Objective
Restate the full listing word for word and leave the pictures out.

— START OF Data shown —

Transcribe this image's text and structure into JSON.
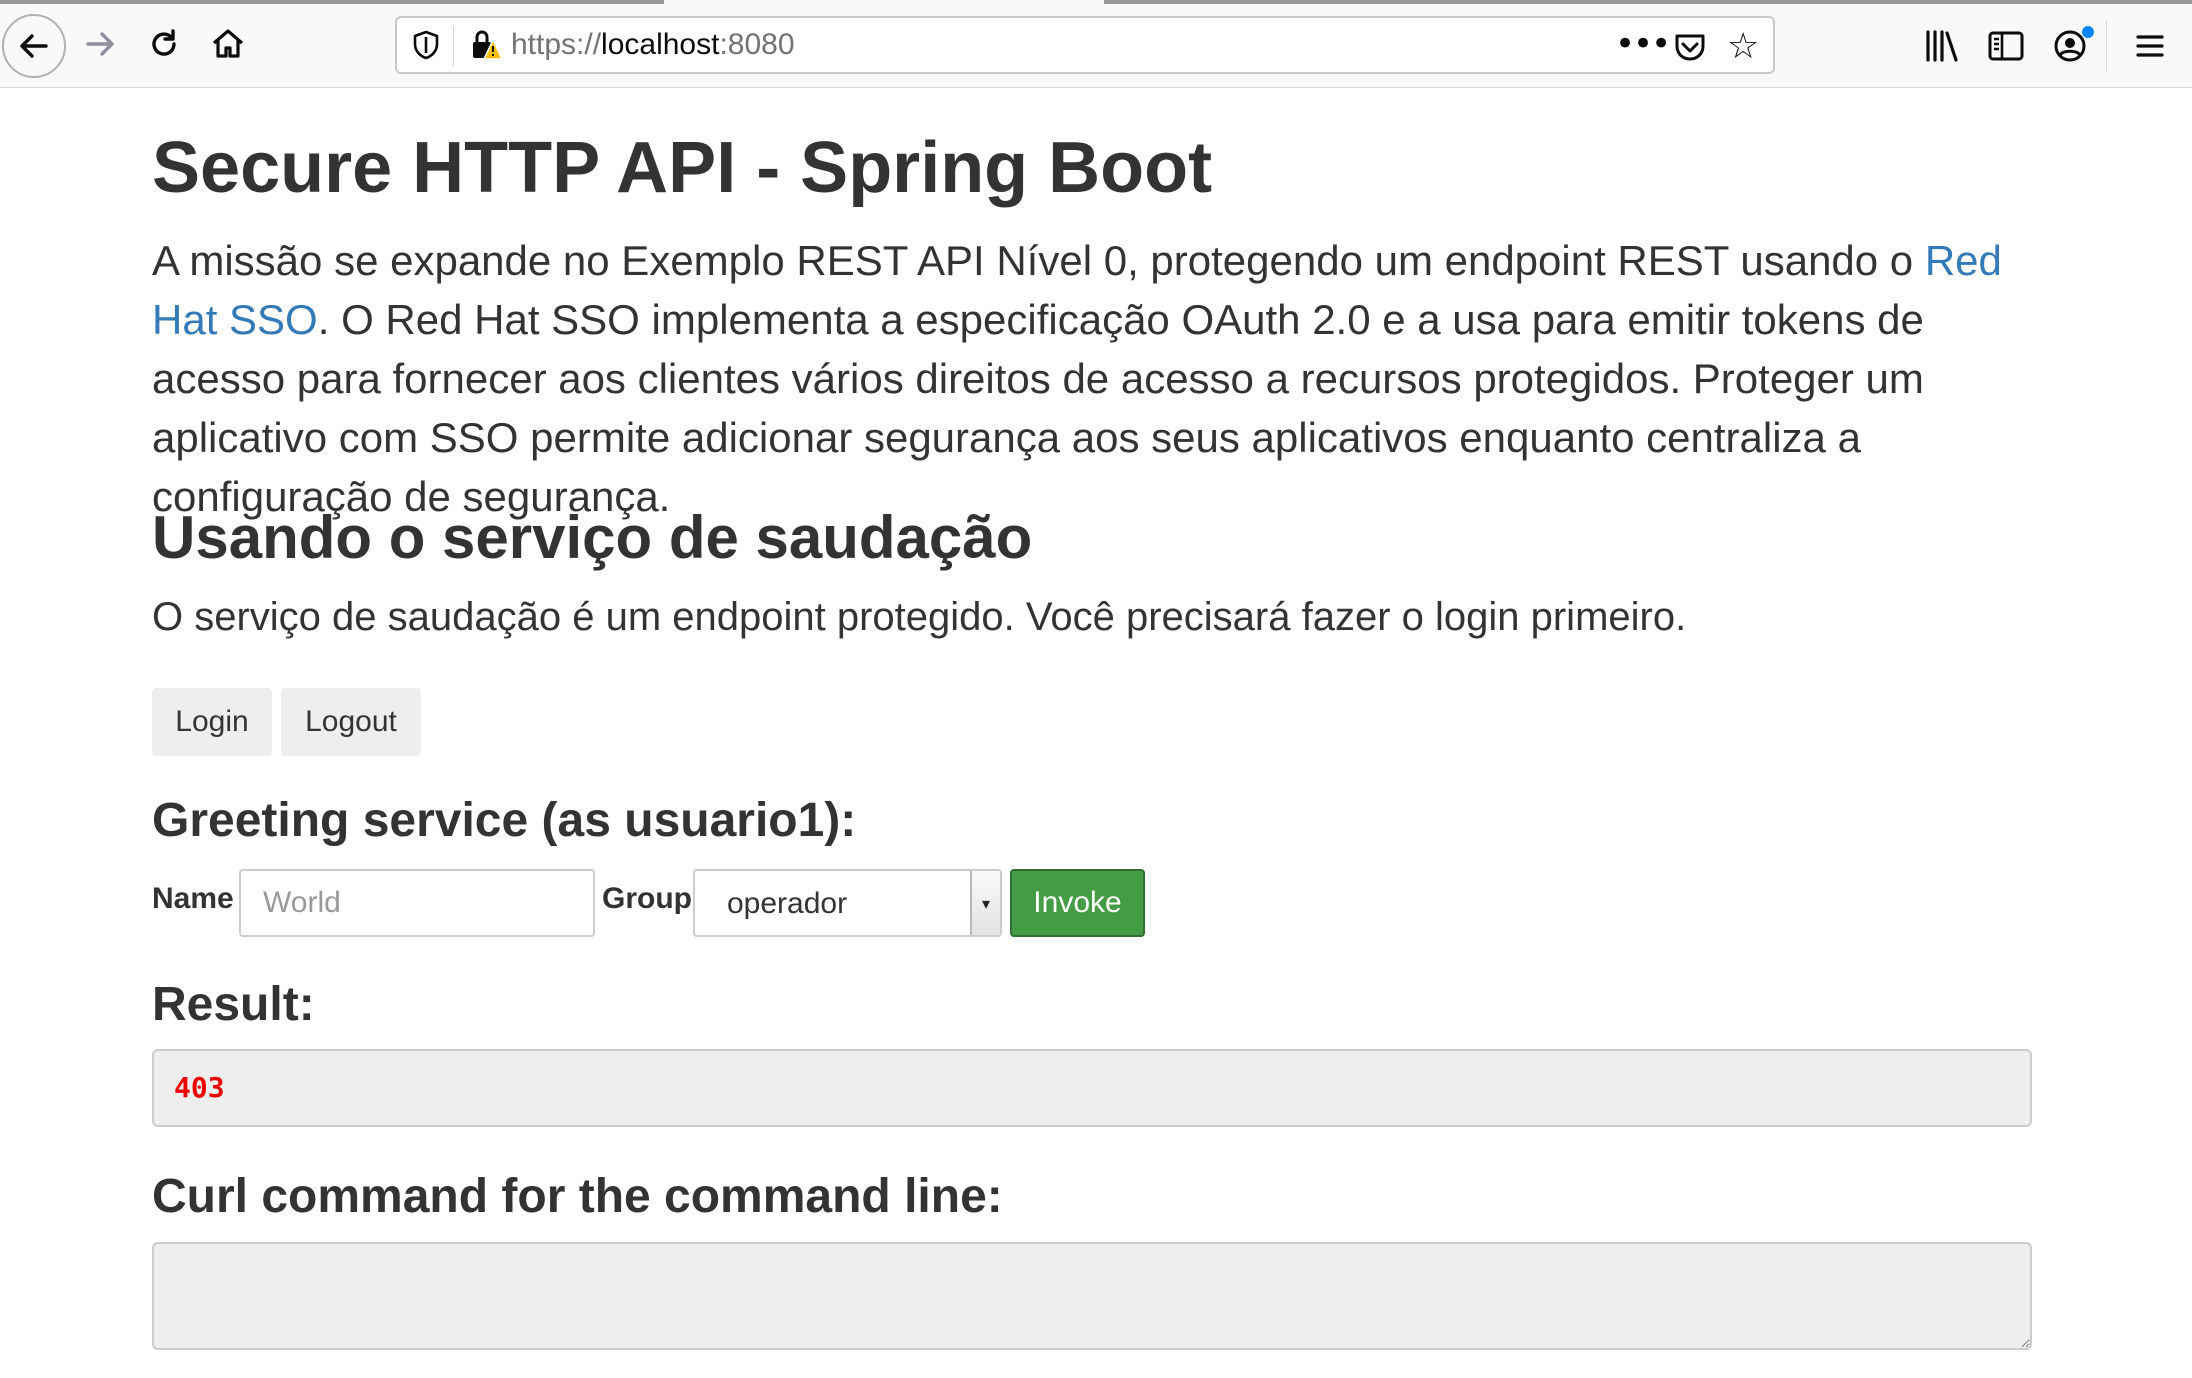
{
  "browser": {
    "url_scheme": "https://",
    "url_host": "localhost",
    "url_port": ":8080",
    "icons": [
      "back-arrow-icon",
      "forward-arrow-icon",
      "reload-icon",
      "home-icon",
      "shield-icon",
      "insecure-lock-icon",
      "more-actions-icon",
      "pocket-icon",
      "bookmark-star-icon",
      "library-icon",
      "sidebar-icon",
      "account-icon",
      "hamburger-menu-icon"
    ]
  },
  "page": {
    "title": "Secure HTTP API - Spring Boot",
    "lead_part1": "A missão se expande no Exemplo REST API Nível 0, protegendo um endpoint REST usando o ",
    "lead_link": "Red Hat SSO",
    "lead_part2": ". O Red Hat SSO implementa a especificação OAuth 2.0 e a usa para emitir tokens de acesso para fornecer aos clientes vários direitos de acesso a recursos protegidos. Proteger um aplicativo com SSO permite adicionar segurança aos seus aplicativos enquanto centraliza a configuração de segurança.",
    "section_title": "Usando o serviço de saudação",
    "section_text": "O serviço de saudação é um endpoint protegido. Você precisará fazer o login primeiro.",
    "login_label": "Login",
    "logout_label": "Logout",
    "greeting_title": "Greeting service (as usuario1):",
    "name_label": "Name",
    "name_placeholder": "World",
    "group_label": "Group",
    "group_selected": "operador",
    "invoke_label": "Invoke",
    "result_title": "Result:",
    "result_value": "403",
    "curl_title": "Curl command for the command line:",
    "curl_value": ""
  },
  "colors": {
    "link": "#337ab7",
    "invoke_button": "#449d44",
    "result_error": "#ee0000",
    "account_badge": "#0a84ff"
  }
}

— END OF Data shown —

The result
Transcribe this image's text and structure into JSON.
{
  "browser": {
    "url_scheme": "https://",
    "url_host": "localhost",
    "url_port": ":8080",
    "icons": [
      "back-arrow-icon",
      "forward-arrow-icon",
      "reload-icon",
      "home-icon",
      "shield-icon",
      "insecure-lock-icon",
      "more-actions-icon",
      "pocket-icon",
      "bookmark-star-icon",
      "library-icon",
      "sidebar-icon",
      "account-icon",
      "hamburger-menu-icon"
    ]
  },
  "page": {
    "title": "Secure HTTP API - Spring Boot",
    "lead_part1": "A missão se expande no Exemplo REST API Nível 0, protegendo um endpoint REST usando o ",
    "lead_link": "Red Hat SSO",
    "lead_part2": ". O Red Hat SSO implementa a especificação OAuth 2.0 e a usa para emitir tokens de acesso para fornecer aos clientes vários direitos de acesso a recursos protegidos. Proteger um aplicativo com SSO permite adicionar segurança aos seus aplicativos enquanto centraliza a configuração de segurança.",
    "section_title": "Usando o serviço de saudação",
    "section_text": "O serviço de saudação é um endpoint protegido. Você precisará fazer o login primeiro.",
    "login_label": "Login",
    "logout_label": "Logout",
    "greeting_title": "Greeting service (as usuario1):",
    "name_label": "Name",
    "name_placeholder": "World",
    "group_label": "Group",
    "group_selected": "operador",
    "invoke_label": "Invoke",
    "result_title": "Result:",
    "result_value": "403",
    "curl_title": "Curl command for the command line:",
    "curl_value": ""
  },
  "colors": {
    "link": "#337ab7",
    "invoke_button": "#449d44",
    "result_error": "#ee0000",
    "account_badge": "#0a84ff"
  }
}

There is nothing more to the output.